Supplied entries:
+-------+

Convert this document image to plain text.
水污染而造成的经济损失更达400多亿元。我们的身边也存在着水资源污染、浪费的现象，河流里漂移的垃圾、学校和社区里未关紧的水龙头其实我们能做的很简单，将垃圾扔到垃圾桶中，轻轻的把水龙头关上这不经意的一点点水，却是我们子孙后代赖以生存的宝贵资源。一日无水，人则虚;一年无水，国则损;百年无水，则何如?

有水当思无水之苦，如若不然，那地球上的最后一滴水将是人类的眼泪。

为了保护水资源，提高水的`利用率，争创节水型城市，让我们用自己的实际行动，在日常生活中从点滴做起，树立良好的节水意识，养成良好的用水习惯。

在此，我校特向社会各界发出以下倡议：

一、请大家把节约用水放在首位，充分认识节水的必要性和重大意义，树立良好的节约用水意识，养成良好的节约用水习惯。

+-------+

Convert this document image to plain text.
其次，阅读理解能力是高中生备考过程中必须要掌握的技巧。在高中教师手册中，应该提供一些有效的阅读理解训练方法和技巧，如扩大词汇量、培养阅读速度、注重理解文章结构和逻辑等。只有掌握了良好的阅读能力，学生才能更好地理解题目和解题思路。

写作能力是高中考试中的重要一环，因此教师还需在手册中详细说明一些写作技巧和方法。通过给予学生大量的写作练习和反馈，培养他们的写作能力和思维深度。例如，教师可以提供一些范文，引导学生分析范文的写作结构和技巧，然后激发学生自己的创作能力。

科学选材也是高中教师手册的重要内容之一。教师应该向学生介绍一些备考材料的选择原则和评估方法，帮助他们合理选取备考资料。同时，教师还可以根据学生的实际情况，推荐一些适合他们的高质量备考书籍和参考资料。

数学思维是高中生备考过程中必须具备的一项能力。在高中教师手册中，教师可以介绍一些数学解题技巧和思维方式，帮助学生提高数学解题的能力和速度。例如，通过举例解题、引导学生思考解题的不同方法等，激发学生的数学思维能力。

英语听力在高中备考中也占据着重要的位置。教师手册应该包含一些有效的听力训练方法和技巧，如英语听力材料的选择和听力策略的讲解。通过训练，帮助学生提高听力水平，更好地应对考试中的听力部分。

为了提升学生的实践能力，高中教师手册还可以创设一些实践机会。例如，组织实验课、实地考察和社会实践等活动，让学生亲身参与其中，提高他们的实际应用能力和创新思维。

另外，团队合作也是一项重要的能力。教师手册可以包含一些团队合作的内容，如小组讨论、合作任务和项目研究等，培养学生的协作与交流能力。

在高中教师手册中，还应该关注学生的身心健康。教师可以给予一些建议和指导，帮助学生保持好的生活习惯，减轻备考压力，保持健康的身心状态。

+-------+

Show every line of the listing in which the string "在高中教师手册中" can be found.

Output of the task:
其次，阅读理解能力是高中生备考过程中必须要掌握的技巧。在高中教师手册中，应该提供一些有效的阅读理解训练方法和技巧，如扩大词汇量、培养阅读速度、注重理解文章结构和逻辑等。只有掌握了良好的阅读能力，学生才能更好地理解题目和解题思路。
数学思维是高中生备考过程中必须具备的一项能力。在高中教师手册中，教师可以介绍一些数学解题技巧和思维方式，帮助学生提高数学解题的能力和速度。例如，通过举例解题、引导学生思考解题的不同方法等，激发学生的数学思维能力。
在高中教师手册中，还应该关注学生的身心健康。教师可以给予一些建议和指导，帮助学生保持好的生活习惯，减轻备考压力，保持健康的身心状态。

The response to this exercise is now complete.